Brief:
Using the listing below, please gather every line containing the word "woman".

Stored entries:
## BEGIN

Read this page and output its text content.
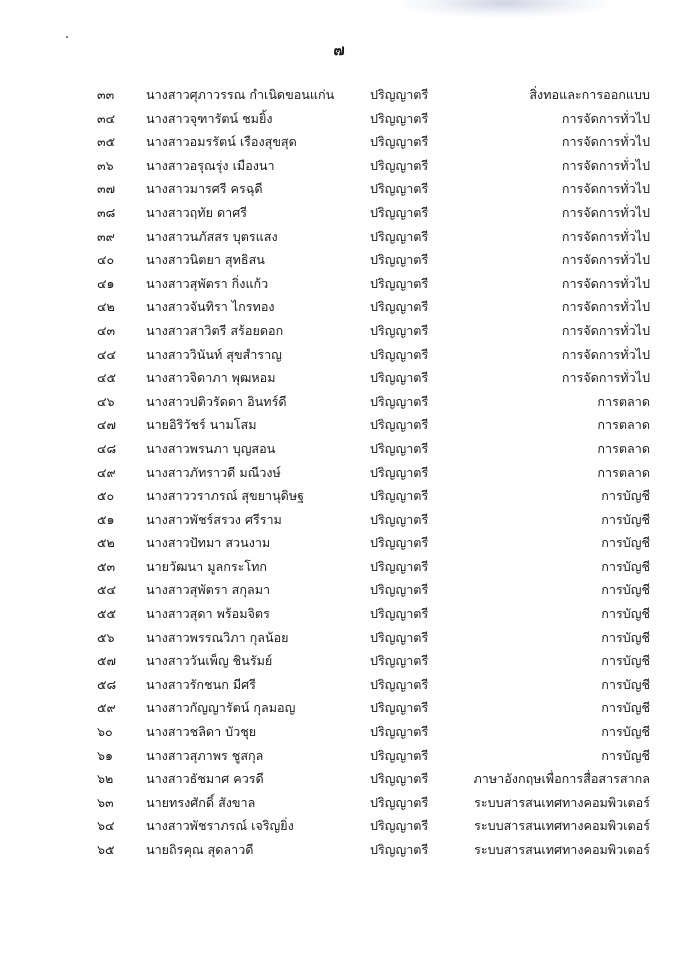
๗
๓๓	นางสาวศุภาวรรณ กำเนิดขอนแก่น	ปริญญาตรี	สิ่งทอและการออกแบบ
๓๔	นางสาวจุฑารัตน์ ชมยิ้ง	ปริญญาตรี	การจัดการทั่วไป
๓๕	นางสาวอมรรัตน์ เรืองสุขสุด	ปริญญาตรี	การจัดการทั่วไป
๓๖	นางสาวอรุณรุ่ง เมืองนา	ปริญญาตรี	การจัดการทั่วไป
๓๗	นางสาวมารศรี ครฉุดี	ปริญญาตรี	การจัดการทั่วไป
๓๘	นางสาวฤทัย ดาศรี	ปริญญาตรี	การจัดการทั่วไป
๓๙	นางสาวนภัสสร บุตรแสง	ปริญญาตรี	การจัดการทั่วไป
๔๐	นางสาวนิตยา สุทธิสน	ปริญญาตรี	การจัดการทั่วไป
๔๑	นางสาวสุพัตรา กิ่งแก้ว	ปริญญาตรี	การจัดการทั่วไป
๔๒	นางสาวจันทิรา ไกรทอง	ปริญญาตรี	การจัดการทั่วไป
๔๓	นางสาวสาวิตรี สร้อยดอก	ปริญญาตรี	การจัดการทั่วไป
๔๔	นางสาววินันท์ สุขสำราญ	ปริญญาตรี	การจัดการทั่วไป
๔๕	นางสาวจิดาภา พุฒหอม	ปริญญาตรี	การจัดการทั่วไป
๔๖	นางสาวปติวรัดดา อินทร์ดี	ปริญญาตรี	การตลาด
๔๗	นายอิริวัชร์ นามโสม	ปริญญาตรี	การตลาด
๔๘	นางสาวพรนภา บุญสอน	ปริญญาตรี	การตลาด
๔๙	นางสาวภัทราวดี มณีวงษ์	ปริญญาตรี	การตลาด
๕๐	นางสาววราภรณ์ สุขยานุดิษฐ	ปริญญาตรี	การบัญชี
๕๑	นางสาวพัชร์สรวง ศรีราม	ปริญญาตรี	การบัญชี
๕๒	นางสาวปัทมา สวนงาม	ปริญญาตรี	การบัญชี
๕๓	นายวัฒนา มูลกระโทก	ปริญญาตรี	การบัญชี
๕๔	นางสาวสุพัตรา สกุลมา	ปริญญาตรี	การบัญชี
๕๕	นางสาวสุดา พร้อมจิตร	ปริญญาตรี	การบัญชี
๕๖	นางสาวพรรณวิภา กุลน้อย	ปริญญาตรี	การบัญชี
๕๗	นางสาววันเพ็ญ ชินรัมย์	ปริญญาตรี	การบัญชี
๕๘	นางสาวรักชนก มีศรี	ปริญญาตรี	การบัญชี
๕๙	นางสาวกัญญารัตน์ กุลมอญ	ปริญญาตรี	การบัญชี
๖๐	นางสาวชลิดา บัวชุย	ปริญญาตรี	การบัญชี
๖๑	นางสาวสุภาพร ชูสกุล	ปริญญาตรี	การบัญชี
๖๒	นางสาวธัชมาศ ควรดี	ปริญญาตรี	ภาษาอังกฤษเพื่อการสื่อสารสากล
๖๓	นายทรงศักดิ์ สังขาล	ปริญญาตรี	ระบบสารสนเทศทางคอมพิวเตอร์
๖๔	นางสาวพัชราภรณ์ เจริญยิ่ง	ปริญญาตรี	ระบบสารสนเทศทางคอมพิวเตอร์
๖๕	นายถิรคุณ สุดลาวดี	ปริญญาตรี	ระบบสารสนเทศทางคอมพิวเตอร์
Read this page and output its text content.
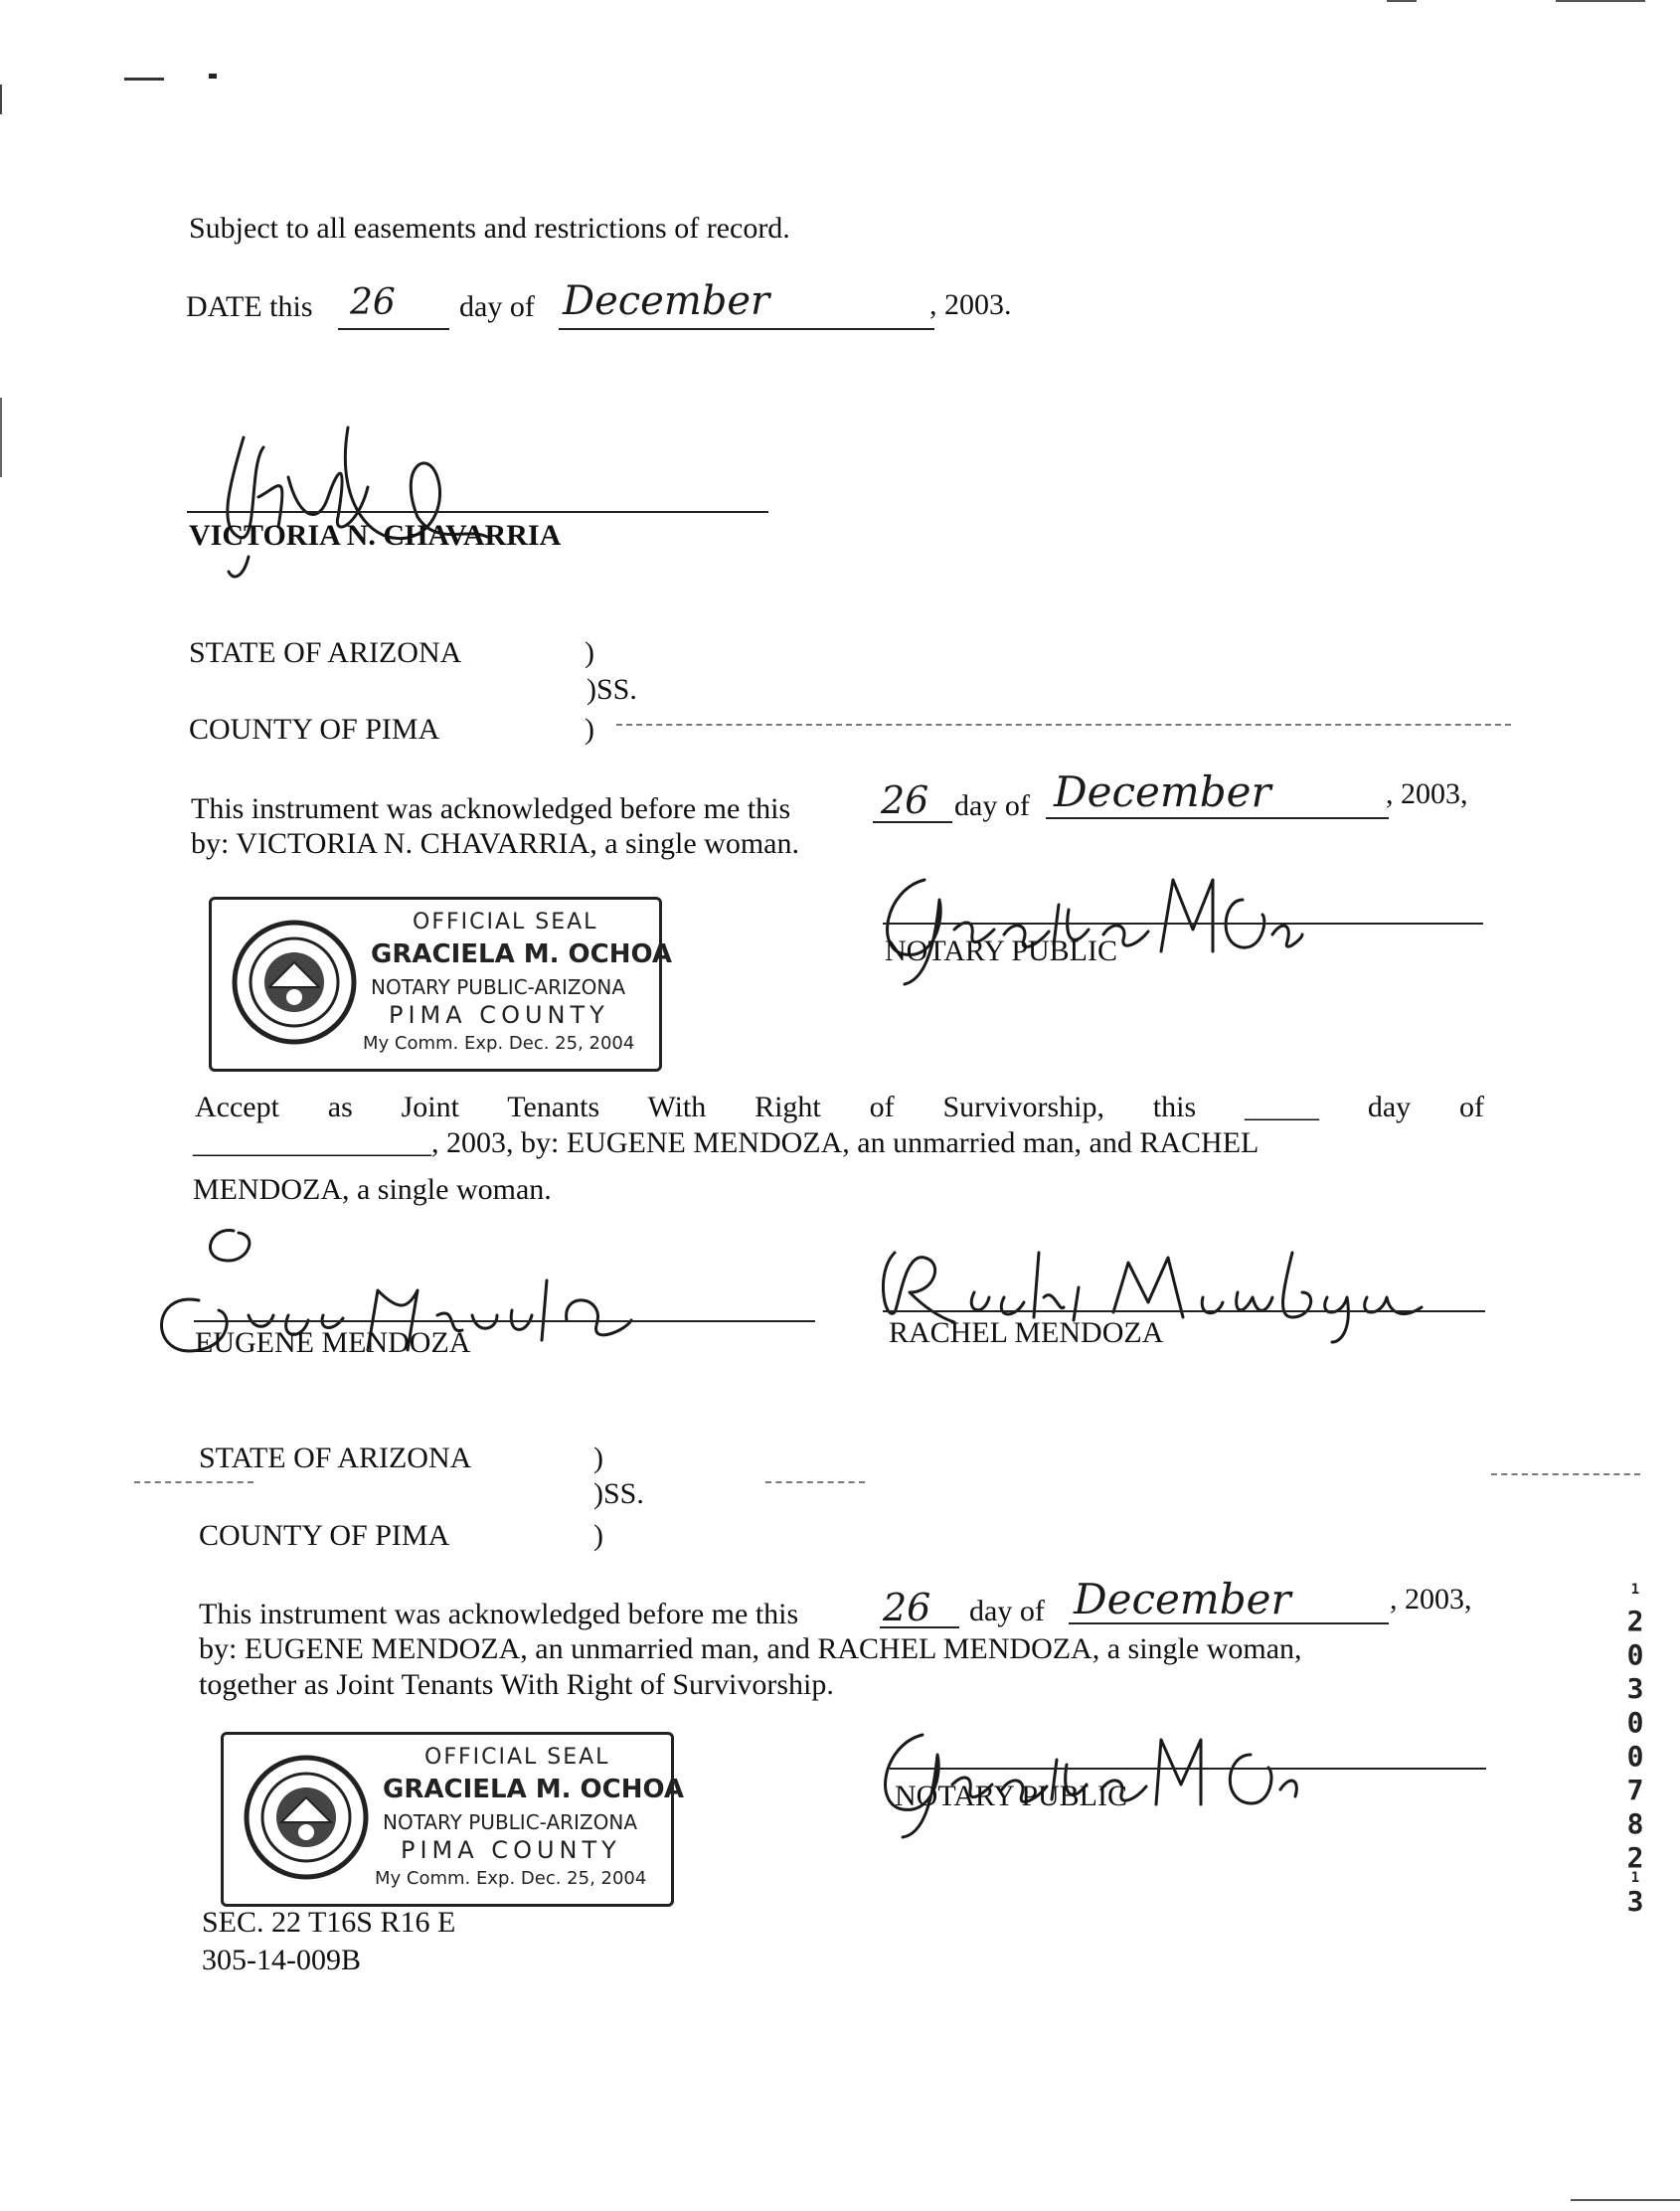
Subject to all easements and restrictions of record.
DATE this 26 day of December	, 2003.
VICTORIA N. CHAVARRIA
STATE OF ARIZONA	)
)SS.
COUNTY OF PIMA	)
This instrument was acknowledged before me this 26 day of December	, 2003,
by: VICTORIA N. CHAVARRIA, a single woman.
OFFICIAL SEAL
GRACIELA M. OCHOA
NOTARY PUBLIC-ARIZONA
PIMA COUNTY
My Comm. Exp. Dec. 25, 2004
NOTARY PUBLIC
Accept as Joint Tenants With Right of Survivorship, this _____ day of
________________, 2003, by: EUGENE MENDOZA, an unmarried man, and RACHEL
MENDOZA, a single woman.
EUGENE MENDOZA	RACHEL MENDOZA
STATE OF ARIZONA	)
)SS.
COUNTY OF PIMA	)
This instrument was acknowledged before me this 26 day of December	, 2003,
by: EUGENE MENDOZA, an unmarried man, and RACHEL MENDOZA, a single woman,
together as Joint Tenants With Right of Survivorship.
OFFICIAL SEAL
GRACIELA M. OCHOA
NOTARY PUBLIC-ARIZONA
PIMA COUNTY
My Comm. Exp. Dec. 25, 2004
NOTARY PUBLIC
SEC. 22 T16S R16 E
305-14-009B
1
2
0
3
0
0
7
8
2
1
3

## END

Exercise solution:
by: VICTORIA N. CHAVARRIA, a single woman.
MENDOZA, a single woman.
by: EUGENE MENDOZA, an unmarried man, and RACHEL MENDOZA, a single woman,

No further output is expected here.